**Exercise data:**
╭──
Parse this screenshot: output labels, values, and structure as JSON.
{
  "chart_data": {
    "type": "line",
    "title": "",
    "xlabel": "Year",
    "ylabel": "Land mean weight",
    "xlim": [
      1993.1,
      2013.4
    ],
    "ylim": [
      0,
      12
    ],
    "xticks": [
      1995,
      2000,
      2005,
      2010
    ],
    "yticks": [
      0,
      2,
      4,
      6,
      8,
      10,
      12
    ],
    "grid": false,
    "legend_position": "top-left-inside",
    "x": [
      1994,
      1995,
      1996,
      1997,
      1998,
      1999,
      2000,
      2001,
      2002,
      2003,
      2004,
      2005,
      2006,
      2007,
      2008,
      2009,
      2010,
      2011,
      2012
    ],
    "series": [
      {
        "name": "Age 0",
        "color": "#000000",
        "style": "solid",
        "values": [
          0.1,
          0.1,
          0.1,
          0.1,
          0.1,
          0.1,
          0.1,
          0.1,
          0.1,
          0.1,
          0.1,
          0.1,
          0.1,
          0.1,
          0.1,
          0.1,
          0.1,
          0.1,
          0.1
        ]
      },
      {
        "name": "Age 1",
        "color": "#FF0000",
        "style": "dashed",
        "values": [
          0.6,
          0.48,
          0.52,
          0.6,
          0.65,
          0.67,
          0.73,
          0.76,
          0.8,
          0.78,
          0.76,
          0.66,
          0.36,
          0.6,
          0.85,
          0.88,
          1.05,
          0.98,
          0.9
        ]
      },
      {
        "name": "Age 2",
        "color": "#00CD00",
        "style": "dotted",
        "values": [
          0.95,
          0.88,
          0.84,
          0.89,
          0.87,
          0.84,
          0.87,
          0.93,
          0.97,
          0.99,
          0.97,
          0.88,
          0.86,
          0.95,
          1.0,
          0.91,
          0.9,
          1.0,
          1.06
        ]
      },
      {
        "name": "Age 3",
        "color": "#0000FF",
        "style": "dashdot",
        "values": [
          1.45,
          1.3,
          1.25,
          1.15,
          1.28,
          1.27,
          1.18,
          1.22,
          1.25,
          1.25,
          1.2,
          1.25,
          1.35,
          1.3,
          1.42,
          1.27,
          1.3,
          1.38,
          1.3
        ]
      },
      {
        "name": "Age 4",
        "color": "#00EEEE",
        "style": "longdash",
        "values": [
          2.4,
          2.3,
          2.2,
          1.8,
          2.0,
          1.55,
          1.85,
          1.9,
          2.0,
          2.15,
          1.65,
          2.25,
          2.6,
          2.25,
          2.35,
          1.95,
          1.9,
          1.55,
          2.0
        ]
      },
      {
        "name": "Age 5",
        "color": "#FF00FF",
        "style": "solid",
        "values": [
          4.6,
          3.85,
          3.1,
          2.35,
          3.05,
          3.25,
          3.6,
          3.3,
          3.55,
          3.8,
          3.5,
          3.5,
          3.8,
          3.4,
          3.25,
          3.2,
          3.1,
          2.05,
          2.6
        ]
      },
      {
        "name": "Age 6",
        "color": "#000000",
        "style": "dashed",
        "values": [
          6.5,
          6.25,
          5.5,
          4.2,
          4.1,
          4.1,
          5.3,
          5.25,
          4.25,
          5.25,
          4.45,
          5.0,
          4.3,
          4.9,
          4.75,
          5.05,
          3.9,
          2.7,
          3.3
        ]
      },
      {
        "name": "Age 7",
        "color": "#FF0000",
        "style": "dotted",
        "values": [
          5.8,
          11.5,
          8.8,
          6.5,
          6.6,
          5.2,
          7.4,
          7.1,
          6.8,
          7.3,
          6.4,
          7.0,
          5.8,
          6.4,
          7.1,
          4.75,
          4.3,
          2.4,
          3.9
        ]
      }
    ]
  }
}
╰──
**Exercise aim:**
Repeat all of the records above exactly as written.

**Answer for the task:**
Parse this screenshot: output labels, values, and structure as JSON.
{
  "chart_data": {
    "type": "line",
    "title": "",
    "xlabel": "Year",
    "ylabel": "Land mean weight",
    "xlim": [
      1993.1,
      2013.4
    ],
    "ylim": [
      0,
      12
    ],
    "xticks": [
      1995,
      2000,
      2005,
      2010
    ],
    "yticks": [
      0,
      2,
      4,
      6,
      8,
      10,
      12
    ],
    "grid": false,
    "legend_position": "top-left-inside",
    "x": [
      1994,
      1995,
      1996,
      1997,
      1998,
      1999,
      2000,
      2001,
      2002,
      2003,
      2004,
      2005,
      2006,
      2007,
      2008,
      2009,
      2010,
      2011,
      2012
    ],
    "series": [
      {
        "name": "Age 0",
        "color": "#000000",
        "style": "solid",
        "values": [
          0.1,
          0.1,
          0.1,
          0.1,
          0.1,
          0.1,
          0.1,
          0.1,
          0.1,
          0.1,
          0.1,
          0.1,
          0.1,
          0.1,
          0.1,
          0.1,
          0.1,
          0.1,
          0.1
        ]
      },
      {
        "name": "Age 1",
        "color": "#FF0000",
        "style": "dashed",
        "values": [
          0.6,
          0.48,
          0.52,
          0.6,
          0.65,
          0.67,
          0.73,
          0.76,
          0.8,
          0.78,
          0.76,
          0.66,
          0.36,
          0.6,
          0.85,
          0.88,
          1.05,
          0.98,
          0.9
        ]
      },
      {
        "name": "Age 2",
        "color": "#00CD00",
        "style": "dotted",
        "values": [
          0.95,
          0.88,
          0.84,
          0.89,
          0.87,
          0.84,
          0.87,
          0.93,
          0.97,
          0.99,
          0.97,
          0.88,
          0.86,
          0.95,
          1.0,
          0.91,
          0.9,
          1.0,
          1.06
        ]
      },
      {
        "name": "Age 3",
        "color": "#0000FF",
        "style": "dashdot",
        "values": [
          1.45,
          1.3,
          1.25,
          1.15,
          1.28,
          1.27,
          1.18,
          1.22,
          1.25,
          1.25,
          1.2,
          1.25,
          1.35,
          1.3,
          1.42,
          1.27,
          1.3,
          1.38,
          1.3
        ]
      },
      {
        "name": "Age 4",
        "color": "#00EEEE",
        "style": "longdash",
        "values": [
          2.4,
          2.3,
          2.2,
          1.8,
          2.0,
          1.55,
          1.85,
          1.9,
          2.0,
          2.15,
          1.65,
          2.25,
          2.6,
          2.25,
          2.35,
          1.95,
          1.9,
          1.55,
          2.0
        ]
      },
      {
        "name": "Age 5",
        "color": "#FF00FF",
        "style": "solid",
        "values": [
          4.6,
          3.85,
          3.1,
          2.35,
          3.05,
          3.25,
          3.6,
          3.3,
          3.55,
          3.8,
          3.5,
          3.5,
          3.8,
          3.4,
          3.25,
          3.2,
          3.1,
          2.05,
          2.6
        ]
      },
      {
        "name": "Age 6",
        "color": "#000000",
        "style": "dashed",
        "values": [
          6.5,
          6.25,
          5.5,
          4.2,
          4.1,
          4.1,
          5.3,
          5.25,
          4.25,
          5.25,
          4.45,
          5.0,
          4.3,
          4.9,
          4.75,
          5.05,
          3.9,
          2.7,
          3.3
        ]
      },
      {
        "name": "Age 7",
        "color": "#FF0000",
        "style": "dotted",
        "values": [
          5.8,
          11.5,
          8.8,
          6.5,
          6.6,
          5.2,
          7.4,
          7.1,
          6.8,
          7.3,
          6.4,
          7.0,
          5.8,
          6.4,
          7.1,
          4.75,
          4.3,
          2.4,
          3.9
        ]
      }
    ]
  }
}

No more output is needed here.